Pick out each line below containing "from".
--- START ---
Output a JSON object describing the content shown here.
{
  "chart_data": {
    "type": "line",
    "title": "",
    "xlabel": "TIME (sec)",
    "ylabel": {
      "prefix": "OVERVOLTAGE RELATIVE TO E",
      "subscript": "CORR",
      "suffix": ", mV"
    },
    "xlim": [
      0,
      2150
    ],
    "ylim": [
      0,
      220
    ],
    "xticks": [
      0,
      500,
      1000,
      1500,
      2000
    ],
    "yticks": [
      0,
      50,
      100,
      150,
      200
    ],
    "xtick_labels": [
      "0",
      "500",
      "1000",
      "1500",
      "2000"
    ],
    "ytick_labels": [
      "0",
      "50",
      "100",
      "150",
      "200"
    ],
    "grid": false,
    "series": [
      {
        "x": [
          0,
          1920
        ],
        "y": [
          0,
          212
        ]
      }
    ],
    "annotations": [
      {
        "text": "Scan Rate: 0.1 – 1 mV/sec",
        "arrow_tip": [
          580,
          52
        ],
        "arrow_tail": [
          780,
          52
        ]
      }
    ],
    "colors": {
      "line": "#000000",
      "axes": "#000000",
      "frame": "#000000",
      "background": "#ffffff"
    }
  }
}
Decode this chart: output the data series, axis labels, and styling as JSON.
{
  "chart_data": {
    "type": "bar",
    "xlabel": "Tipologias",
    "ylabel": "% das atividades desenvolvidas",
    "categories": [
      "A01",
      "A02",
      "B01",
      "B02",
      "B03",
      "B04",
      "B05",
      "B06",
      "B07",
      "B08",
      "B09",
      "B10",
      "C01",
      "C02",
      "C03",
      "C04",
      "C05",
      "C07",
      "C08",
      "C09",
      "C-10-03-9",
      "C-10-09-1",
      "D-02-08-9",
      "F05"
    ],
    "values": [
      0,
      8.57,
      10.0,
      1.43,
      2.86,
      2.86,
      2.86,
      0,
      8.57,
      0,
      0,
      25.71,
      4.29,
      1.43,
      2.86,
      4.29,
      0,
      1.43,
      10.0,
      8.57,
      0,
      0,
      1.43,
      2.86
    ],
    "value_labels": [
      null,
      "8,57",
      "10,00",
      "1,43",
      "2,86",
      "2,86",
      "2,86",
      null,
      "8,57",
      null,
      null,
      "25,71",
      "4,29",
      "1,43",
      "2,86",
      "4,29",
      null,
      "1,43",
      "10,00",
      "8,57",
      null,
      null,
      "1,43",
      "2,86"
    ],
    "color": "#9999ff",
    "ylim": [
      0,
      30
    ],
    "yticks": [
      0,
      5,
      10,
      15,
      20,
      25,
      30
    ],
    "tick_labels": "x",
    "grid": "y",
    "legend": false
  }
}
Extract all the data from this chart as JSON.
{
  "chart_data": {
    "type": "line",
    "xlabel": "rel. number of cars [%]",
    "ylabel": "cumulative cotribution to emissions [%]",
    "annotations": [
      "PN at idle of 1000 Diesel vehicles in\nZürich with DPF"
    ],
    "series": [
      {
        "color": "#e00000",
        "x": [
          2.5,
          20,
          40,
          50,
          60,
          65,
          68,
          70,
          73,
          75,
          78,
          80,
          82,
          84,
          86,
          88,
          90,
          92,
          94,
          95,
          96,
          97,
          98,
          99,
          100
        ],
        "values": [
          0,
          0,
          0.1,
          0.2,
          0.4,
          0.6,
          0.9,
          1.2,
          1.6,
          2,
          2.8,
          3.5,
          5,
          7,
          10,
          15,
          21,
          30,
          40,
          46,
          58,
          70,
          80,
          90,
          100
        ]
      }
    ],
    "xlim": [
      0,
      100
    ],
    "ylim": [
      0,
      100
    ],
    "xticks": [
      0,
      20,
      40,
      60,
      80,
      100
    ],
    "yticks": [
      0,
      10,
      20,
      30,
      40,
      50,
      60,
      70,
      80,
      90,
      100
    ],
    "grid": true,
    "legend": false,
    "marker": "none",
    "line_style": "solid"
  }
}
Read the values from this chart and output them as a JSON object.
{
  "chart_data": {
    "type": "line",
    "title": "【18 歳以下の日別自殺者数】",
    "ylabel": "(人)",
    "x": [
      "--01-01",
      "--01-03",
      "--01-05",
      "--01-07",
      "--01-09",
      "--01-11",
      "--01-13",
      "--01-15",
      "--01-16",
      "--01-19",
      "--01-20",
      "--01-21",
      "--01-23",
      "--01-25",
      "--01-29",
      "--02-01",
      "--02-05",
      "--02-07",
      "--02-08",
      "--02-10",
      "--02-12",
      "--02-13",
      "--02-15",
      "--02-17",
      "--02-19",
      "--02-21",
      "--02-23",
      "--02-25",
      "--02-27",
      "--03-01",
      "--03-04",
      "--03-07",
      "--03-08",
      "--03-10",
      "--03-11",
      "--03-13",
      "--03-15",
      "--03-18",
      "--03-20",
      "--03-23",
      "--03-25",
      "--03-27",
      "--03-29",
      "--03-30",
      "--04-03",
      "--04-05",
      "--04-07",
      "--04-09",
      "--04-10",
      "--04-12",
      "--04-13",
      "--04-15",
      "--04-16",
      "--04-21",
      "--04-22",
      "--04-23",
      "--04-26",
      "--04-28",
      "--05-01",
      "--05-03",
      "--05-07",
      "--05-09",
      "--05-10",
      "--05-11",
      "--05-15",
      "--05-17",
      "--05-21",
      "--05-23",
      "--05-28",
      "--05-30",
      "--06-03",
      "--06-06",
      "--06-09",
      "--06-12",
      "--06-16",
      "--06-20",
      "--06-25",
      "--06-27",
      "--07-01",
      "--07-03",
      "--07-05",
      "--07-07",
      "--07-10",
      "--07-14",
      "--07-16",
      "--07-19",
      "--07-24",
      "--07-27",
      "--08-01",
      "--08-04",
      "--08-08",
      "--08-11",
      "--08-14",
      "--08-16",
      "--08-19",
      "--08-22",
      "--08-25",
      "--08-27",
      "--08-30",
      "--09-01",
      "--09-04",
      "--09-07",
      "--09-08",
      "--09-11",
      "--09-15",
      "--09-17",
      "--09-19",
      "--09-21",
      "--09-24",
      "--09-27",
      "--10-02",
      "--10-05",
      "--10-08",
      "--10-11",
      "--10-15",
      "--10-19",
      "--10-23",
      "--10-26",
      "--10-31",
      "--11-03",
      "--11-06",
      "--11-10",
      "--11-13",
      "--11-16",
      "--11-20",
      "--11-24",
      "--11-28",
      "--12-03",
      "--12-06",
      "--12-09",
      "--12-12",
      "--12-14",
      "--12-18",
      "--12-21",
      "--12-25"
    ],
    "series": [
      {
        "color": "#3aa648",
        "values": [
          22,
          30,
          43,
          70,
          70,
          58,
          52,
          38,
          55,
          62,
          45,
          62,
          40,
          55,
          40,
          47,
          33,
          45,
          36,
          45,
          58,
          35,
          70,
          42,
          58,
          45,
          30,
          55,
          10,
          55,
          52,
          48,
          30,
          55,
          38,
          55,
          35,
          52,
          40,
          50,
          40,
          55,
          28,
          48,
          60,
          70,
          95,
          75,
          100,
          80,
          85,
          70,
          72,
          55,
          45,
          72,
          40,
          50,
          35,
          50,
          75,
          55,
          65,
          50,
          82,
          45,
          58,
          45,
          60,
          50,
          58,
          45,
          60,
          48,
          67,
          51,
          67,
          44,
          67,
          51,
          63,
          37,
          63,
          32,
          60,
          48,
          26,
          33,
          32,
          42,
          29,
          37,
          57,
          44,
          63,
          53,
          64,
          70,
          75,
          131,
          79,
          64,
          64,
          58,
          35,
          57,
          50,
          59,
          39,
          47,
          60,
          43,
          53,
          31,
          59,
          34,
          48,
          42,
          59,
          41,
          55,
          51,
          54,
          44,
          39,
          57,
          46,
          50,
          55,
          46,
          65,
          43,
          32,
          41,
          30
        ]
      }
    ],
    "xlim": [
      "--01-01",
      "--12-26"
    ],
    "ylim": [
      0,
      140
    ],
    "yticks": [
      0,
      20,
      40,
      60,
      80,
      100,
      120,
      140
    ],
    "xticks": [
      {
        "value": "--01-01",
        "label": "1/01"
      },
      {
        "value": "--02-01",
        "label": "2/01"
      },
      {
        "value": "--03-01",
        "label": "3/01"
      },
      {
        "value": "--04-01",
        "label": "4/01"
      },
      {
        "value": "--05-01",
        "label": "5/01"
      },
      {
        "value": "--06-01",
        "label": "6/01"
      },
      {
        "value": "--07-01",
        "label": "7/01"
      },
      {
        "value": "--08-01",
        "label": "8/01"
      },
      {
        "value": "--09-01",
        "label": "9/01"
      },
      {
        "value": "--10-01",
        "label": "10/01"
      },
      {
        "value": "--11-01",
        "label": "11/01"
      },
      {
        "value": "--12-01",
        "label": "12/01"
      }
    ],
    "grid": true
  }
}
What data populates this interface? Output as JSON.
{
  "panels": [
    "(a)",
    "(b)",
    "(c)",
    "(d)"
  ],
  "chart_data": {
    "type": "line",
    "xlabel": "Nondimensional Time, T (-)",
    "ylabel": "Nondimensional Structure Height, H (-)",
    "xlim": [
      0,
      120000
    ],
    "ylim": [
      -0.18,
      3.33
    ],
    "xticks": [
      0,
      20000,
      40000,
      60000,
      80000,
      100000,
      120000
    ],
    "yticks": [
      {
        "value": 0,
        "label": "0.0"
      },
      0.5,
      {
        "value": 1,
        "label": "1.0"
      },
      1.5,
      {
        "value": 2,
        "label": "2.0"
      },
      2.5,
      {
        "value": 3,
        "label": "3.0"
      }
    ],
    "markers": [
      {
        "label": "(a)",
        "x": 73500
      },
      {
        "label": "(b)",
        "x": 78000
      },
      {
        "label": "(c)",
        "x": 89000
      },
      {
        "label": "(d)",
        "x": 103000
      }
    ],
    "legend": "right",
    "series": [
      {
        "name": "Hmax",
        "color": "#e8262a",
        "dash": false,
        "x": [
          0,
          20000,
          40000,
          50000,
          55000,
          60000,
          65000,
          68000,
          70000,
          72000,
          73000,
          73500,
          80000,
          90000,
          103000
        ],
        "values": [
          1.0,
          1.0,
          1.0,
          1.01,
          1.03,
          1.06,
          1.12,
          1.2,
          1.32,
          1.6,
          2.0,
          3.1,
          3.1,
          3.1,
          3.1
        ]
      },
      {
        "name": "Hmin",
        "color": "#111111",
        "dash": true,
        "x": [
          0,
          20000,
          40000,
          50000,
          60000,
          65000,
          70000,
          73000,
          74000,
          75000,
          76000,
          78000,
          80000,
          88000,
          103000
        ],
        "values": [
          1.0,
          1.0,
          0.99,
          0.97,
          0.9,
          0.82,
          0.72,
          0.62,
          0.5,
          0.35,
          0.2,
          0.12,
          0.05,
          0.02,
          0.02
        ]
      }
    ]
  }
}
--- END ---
### Complete output
Extract all the data from this chart as JSON.
Read the values from this chart and output them as a JSON object.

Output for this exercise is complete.